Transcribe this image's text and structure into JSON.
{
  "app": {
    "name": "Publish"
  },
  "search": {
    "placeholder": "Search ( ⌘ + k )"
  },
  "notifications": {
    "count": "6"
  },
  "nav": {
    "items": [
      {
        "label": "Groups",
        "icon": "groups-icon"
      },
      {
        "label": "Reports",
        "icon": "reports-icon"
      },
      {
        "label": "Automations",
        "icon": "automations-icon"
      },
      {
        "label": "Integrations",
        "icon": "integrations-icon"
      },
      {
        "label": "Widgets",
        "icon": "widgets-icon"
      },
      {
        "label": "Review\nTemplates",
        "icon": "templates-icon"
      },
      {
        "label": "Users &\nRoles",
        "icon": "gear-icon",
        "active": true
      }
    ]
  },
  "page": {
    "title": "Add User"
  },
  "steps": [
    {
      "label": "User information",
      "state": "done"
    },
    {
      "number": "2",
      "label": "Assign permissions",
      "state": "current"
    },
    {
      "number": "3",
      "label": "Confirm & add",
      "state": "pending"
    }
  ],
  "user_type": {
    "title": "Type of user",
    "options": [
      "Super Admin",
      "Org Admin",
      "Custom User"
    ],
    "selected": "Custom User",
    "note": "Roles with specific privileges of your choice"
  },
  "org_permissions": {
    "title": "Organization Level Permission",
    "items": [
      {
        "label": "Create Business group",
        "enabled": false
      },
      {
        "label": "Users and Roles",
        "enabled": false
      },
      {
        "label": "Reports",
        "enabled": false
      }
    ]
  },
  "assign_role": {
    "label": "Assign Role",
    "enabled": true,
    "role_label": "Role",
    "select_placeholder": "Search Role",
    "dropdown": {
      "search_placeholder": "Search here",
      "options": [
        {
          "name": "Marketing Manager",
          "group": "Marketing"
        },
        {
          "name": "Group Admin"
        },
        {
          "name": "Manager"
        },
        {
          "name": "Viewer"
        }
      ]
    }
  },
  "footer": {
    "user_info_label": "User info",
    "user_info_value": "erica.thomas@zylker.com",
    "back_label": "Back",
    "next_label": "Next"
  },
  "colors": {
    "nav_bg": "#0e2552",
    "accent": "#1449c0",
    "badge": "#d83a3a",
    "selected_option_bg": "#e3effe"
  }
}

WHAT IS REQUIRED -> Set down the entries above again, word for word.

RESPONSE ->
Transcribe this image's text and structure into JSON.
{
  "app": {
    "name": "Publish"
  },
  "search": {
    "placeholder": "Search ( ⌘ + k )"
  },
  "notifications": {
    "count": "6"
  },
  "nav": {
    "items": [
      {
        "label": "Groups",
        "icon": "groups-icon"
      },
      {
        "label": "Reports",
        "icon": "reports-icon"
      },
      {
        "label": "Automations",
        "icon": "automations-icon"
      },
      {
        "label": "Integrations",
        "icon": "integrations-icon"
      },
      {
        "label": "Widgets",
        "icon": "widgets-icon"
      },
      {
        "label": "Review\nTemplates",
        "icon": "templates-icon"
      },
      {
        "label": "Users &\nRoles",
        "icon": "gear-icon",
        "active": true
      }
    ]
  },
  "page": {
    "title": "Add User"
  },
  "steps": [
    {
      "label": "User information",
      "state": "done"
    },
    {
      "number": "2",
      "label": "Assign permissions",
      "state": "current"
    },
    {
      "number": "3",
      "label": "Confirm & add",
      "state": "pending"
    }
  ],
  "user_type": {
    "title": "Type of user",
    "options": [
      "Super Admin",
      "Org Admin",
      "Custom User"
    ],
    "selected": "Custom User",
    "note": "Roles with specific privileges of your choice"
  },
  "org_permissions": {
    "title": "Organization Level Permission",
    "items": [
      {
        "label": "Create Business group",
        "enabled": false
      },
      {
        "label": "Users and Roles",
        "enabled": false
      },
      {
        "label": "Reports",
        "enabled": false
      }
    ]
  },
  "assign_role": {
    "label": "Assign Role",
    "enabled": true,
    "role_label": "Role",
    "select_placeholder": "Search Role",
    "dropdown": {
      "search_placeholder": "Search here",
      "options": [
        {
          "name": "Marketing Manager",
          "group": "Marketing"
        },
        {
          "name": "Group Admin"
        },
        {
          "name": "Manager"
        },
        {
          "name": "Viewer"
        }
      ]
    }
  },
  "footer": {
    "user_info_label": "User info",
    "user_info_value": "erica.thomas@zylker.com",
    "back_label": "Back",
    "next_label": "Next"
  },
  "colors": {
    "nav_bg": "#0e2552",
    "accent": "#1449c0",
    "badge": "#d83a3a",
    "selected_option_bg": "#e3effe"
  }
}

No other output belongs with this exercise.